[PROVIDED RECORDS]
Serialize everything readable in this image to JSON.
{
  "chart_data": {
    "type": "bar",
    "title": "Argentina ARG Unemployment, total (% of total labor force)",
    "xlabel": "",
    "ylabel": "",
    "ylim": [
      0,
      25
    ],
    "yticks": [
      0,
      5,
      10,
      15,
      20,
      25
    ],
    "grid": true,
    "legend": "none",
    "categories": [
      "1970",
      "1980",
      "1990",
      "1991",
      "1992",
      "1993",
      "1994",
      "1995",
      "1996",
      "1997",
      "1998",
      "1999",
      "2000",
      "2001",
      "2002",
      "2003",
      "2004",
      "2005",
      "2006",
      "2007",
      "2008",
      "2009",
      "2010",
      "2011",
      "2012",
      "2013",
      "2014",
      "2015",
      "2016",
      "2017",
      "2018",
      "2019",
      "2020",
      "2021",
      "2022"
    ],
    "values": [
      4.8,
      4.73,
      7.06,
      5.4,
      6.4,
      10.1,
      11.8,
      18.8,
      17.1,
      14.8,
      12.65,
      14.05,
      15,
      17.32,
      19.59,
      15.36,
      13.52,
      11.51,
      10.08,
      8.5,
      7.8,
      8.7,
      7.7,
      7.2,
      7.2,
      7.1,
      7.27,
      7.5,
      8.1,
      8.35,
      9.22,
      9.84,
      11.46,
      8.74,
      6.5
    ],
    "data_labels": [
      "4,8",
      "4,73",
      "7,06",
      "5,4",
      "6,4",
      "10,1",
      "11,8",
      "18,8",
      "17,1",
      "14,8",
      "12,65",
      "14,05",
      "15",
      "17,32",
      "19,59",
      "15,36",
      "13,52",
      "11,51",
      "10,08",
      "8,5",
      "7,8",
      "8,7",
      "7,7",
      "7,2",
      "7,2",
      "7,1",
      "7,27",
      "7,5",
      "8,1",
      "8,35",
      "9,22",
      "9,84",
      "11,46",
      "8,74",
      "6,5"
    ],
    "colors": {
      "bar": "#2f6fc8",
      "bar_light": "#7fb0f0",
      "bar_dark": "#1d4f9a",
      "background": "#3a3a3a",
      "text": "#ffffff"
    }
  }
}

---

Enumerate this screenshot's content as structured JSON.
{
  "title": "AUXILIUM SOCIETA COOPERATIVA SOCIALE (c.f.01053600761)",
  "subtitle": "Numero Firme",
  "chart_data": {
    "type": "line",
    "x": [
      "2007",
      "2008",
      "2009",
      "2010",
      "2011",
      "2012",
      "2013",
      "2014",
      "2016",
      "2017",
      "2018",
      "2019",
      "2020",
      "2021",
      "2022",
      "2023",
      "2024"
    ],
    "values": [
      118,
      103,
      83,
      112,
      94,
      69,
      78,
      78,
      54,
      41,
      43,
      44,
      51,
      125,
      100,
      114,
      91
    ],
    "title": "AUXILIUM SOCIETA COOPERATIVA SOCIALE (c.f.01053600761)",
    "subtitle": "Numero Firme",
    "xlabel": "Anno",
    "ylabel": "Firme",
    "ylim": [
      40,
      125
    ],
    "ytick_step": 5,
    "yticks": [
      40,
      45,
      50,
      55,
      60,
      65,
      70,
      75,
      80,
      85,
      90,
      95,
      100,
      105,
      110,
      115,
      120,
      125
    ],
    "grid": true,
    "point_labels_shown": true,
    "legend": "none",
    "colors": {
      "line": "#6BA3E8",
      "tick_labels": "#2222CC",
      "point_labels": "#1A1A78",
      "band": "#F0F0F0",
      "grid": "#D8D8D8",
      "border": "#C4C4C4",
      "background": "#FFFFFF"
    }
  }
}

[PROMPT]
Report only the number of lines in the data above that contain "JSON".

[TASK SOLUTION]
2